■ What is being asked: Find the lines containing the word "кислорода" and copy every one of them.

■ Exercise data:

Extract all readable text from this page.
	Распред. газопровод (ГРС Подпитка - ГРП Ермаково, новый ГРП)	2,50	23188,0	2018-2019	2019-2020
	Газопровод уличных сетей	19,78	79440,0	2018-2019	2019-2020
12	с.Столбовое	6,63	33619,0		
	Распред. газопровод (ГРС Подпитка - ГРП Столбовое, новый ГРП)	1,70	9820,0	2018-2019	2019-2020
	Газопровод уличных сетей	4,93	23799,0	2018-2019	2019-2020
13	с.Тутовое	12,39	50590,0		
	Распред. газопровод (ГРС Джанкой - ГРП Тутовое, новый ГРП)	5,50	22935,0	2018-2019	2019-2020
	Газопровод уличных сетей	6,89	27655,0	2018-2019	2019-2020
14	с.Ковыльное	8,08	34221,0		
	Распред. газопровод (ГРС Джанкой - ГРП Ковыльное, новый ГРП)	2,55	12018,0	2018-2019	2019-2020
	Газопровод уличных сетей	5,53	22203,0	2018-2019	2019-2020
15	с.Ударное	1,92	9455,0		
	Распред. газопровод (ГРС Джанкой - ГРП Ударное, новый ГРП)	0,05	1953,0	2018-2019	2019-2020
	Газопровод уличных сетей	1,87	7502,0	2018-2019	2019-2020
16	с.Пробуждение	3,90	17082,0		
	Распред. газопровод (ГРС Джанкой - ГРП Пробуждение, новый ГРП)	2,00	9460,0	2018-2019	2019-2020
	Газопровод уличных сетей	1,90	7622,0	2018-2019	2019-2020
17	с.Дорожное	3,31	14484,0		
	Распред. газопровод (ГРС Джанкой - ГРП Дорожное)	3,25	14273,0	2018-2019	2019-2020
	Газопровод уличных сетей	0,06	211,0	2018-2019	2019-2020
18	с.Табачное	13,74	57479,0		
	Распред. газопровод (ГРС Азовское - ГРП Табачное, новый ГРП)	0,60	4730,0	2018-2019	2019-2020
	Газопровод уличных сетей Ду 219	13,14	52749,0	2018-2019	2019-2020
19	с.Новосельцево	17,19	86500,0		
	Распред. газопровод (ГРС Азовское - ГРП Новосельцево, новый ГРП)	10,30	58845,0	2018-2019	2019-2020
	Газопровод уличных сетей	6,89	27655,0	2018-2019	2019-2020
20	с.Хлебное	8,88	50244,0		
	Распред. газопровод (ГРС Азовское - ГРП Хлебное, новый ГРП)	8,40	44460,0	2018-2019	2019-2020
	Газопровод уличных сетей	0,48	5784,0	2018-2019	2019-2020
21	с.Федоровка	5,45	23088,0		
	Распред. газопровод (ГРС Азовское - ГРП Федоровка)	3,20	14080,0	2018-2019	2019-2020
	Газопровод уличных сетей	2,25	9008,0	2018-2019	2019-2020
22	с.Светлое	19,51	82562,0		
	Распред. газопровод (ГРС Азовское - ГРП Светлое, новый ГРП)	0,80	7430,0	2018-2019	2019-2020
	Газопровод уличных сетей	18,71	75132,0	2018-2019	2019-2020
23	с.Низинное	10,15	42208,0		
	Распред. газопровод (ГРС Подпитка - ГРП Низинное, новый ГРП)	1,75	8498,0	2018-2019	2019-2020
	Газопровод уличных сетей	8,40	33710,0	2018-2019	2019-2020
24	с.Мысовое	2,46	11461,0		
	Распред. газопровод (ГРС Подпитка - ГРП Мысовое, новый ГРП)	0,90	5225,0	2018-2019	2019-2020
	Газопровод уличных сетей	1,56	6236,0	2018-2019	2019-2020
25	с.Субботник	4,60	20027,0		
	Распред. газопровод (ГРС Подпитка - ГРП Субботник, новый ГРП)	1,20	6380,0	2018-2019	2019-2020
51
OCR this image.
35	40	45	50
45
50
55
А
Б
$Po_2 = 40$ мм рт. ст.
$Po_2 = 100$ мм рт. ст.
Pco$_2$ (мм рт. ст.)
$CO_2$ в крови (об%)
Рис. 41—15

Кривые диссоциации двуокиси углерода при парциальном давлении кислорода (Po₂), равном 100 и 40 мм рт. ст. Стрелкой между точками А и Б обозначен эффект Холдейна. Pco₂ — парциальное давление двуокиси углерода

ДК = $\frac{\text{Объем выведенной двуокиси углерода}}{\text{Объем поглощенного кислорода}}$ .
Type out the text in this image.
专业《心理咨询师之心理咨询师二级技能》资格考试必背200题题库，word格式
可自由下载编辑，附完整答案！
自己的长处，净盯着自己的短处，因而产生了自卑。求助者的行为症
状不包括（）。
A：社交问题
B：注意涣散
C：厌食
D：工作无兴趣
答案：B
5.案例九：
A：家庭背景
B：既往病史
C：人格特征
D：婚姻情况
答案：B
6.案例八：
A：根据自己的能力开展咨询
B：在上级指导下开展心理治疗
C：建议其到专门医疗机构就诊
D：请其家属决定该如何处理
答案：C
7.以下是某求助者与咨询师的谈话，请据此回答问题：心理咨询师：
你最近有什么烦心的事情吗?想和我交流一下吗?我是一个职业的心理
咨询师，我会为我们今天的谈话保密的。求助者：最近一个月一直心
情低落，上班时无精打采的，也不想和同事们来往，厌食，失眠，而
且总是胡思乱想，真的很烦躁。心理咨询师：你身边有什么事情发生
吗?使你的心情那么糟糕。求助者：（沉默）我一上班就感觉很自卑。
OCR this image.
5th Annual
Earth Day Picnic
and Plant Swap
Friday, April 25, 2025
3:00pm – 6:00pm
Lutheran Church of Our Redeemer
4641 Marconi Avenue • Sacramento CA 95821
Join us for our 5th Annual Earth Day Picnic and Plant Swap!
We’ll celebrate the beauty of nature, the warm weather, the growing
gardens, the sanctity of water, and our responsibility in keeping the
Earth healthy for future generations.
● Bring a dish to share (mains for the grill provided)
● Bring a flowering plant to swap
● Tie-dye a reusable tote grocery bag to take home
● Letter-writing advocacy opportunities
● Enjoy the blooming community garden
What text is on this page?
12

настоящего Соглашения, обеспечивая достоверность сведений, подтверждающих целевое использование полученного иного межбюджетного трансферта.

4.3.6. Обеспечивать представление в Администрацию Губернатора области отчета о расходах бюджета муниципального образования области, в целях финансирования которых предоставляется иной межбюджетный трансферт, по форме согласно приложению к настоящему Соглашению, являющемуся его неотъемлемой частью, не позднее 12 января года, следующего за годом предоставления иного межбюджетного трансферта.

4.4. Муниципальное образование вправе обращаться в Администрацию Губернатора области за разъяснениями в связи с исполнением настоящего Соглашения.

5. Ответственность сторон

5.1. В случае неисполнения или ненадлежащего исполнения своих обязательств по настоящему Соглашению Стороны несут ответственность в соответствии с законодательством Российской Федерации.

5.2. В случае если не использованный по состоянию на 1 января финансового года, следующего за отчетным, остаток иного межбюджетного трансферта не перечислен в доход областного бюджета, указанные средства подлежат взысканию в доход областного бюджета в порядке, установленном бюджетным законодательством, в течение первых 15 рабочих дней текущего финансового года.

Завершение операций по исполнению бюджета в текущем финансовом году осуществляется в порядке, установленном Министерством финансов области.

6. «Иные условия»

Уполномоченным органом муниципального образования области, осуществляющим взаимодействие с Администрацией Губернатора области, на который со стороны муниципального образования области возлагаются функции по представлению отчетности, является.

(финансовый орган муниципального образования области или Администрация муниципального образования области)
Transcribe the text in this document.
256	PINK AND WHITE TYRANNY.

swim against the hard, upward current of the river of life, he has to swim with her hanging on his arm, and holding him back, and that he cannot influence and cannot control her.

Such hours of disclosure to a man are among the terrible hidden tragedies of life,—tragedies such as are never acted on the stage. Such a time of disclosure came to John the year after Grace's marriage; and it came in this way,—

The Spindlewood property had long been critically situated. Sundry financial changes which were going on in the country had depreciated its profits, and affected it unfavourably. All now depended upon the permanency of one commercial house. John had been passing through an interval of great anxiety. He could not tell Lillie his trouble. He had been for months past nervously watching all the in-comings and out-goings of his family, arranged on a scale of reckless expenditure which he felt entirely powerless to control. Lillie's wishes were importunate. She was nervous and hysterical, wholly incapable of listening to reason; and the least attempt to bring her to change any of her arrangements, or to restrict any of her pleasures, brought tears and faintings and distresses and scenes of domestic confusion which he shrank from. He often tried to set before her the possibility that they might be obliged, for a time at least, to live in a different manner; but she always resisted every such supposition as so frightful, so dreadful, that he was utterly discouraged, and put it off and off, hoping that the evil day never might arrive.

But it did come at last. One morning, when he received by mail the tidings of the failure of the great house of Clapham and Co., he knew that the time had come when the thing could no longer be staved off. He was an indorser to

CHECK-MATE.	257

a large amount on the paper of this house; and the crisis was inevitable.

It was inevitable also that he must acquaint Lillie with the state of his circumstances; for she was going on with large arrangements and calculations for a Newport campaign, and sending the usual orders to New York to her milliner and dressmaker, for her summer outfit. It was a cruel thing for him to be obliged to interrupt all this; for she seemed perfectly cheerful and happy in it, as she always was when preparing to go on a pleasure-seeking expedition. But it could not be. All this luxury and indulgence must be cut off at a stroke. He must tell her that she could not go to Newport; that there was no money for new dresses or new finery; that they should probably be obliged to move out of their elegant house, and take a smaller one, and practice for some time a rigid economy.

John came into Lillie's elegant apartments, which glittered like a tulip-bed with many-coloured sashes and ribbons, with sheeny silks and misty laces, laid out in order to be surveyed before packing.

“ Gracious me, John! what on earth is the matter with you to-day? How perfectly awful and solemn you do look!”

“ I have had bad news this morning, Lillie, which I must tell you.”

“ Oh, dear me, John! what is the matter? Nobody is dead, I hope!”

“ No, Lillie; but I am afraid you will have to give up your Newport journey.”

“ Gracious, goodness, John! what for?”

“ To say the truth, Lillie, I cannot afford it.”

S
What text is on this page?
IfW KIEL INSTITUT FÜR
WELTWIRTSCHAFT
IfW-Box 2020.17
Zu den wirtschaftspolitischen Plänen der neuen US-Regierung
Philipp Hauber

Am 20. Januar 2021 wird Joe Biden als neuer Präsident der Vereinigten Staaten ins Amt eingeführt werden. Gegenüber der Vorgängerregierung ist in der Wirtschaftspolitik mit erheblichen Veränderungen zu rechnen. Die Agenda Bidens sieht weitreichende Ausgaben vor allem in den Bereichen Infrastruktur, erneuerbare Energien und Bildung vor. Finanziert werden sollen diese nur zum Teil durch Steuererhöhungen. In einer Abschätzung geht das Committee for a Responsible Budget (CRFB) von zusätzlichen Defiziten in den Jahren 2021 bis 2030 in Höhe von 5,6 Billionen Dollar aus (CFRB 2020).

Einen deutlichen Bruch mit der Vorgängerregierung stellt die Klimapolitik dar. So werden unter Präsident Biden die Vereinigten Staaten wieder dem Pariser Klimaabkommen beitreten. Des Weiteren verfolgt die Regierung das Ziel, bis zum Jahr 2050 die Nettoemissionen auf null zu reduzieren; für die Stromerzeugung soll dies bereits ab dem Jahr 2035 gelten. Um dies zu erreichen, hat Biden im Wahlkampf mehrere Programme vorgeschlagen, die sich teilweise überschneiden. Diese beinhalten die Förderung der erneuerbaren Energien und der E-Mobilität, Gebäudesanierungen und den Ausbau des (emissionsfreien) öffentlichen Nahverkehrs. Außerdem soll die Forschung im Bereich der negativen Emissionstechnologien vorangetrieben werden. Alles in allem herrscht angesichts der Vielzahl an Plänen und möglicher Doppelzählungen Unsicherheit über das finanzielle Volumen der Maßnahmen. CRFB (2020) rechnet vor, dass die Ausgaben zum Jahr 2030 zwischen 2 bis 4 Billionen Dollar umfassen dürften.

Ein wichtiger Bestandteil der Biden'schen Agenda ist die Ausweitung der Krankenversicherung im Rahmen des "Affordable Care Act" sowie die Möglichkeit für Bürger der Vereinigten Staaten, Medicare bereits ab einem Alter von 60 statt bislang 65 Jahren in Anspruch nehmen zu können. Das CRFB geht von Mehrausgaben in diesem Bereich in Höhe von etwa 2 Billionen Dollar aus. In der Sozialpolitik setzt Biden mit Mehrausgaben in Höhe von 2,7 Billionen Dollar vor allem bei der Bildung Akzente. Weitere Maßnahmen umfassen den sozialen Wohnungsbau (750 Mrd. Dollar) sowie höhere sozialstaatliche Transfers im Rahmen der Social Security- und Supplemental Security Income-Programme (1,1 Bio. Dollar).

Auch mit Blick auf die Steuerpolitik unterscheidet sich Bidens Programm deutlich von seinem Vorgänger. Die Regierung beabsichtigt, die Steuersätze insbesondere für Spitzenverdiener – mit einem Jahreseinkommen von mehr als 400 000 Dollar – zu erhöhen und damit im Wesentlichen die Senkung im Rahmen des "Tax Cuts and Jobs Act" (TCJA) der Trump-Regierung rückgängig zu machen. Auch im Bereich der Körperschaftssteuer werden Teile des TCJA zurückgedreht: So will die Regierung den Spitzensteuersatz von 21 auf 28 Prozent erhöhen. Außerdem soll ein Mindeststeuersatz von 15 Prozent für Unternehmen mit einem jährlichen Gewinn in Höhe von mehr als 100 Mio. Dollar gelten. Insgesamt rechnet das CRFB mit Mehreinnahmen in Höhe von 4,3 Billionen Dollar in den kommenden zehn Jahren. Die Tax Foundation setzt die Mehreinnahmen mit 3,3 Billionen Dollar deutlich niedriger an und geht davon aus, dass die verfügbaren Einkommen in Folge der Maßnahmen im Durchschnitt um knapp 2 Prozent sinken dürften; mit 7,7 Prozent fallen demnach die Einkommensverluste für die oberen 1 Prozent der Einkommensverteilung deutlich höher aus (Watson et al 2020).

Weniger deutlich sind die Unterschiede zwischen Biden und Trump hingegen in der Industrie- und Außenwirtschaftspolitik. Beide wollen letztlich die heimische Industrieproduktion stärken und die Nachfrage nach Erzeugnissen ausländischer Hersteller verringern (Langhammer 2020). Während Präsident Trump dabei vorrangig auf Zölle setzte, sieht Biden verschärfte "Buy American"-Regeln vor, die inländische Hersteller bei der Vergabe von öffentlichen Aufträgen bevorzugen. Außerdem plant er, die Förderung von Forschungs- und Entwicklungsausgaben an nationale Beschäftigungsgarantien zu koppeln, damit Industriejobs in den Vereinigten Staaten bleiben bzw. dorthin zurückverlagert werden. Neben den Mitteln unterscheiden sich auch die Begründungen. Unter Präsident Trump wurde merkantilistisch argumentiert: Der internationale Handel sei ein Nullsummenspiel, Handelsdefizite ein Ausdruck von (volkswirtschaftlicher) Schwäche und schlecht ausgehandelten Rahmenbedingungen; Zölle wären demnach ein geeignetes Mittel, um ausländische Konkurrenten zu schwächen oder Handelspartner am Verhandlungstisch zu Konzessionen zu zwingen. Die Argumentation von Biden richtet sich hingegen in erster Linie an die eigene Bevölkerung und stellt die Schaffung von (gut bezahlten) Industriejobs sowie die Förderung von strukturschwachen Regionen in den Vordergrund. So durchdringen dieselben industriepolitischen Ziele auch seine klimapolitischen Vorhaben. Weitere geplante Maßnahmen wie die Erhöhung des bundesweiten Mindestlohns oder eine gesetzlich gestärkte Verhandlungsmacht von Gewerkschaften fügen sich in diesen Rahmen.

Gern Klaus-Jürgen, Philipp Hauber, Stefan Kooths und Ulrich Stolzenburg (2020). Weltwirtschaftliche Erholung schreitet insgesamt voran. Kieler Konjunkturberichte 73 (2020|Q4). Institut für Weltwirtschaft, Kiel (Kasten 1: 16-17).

■ Output of the task:
Кривые диссоциации двуокиси углерода при парциальном давлении кислорода (Po₂), равном 100 и 40 мм рт. ст. Стрелкой между точками А и Б обозначен эффект Холдейна. Pco₂ — парциальное давление двуокиси углерода
ДК = $\frac{\text{Объем выведенной двуокиси углерода}}{\text{Объем поглощенного кислорода}}$ .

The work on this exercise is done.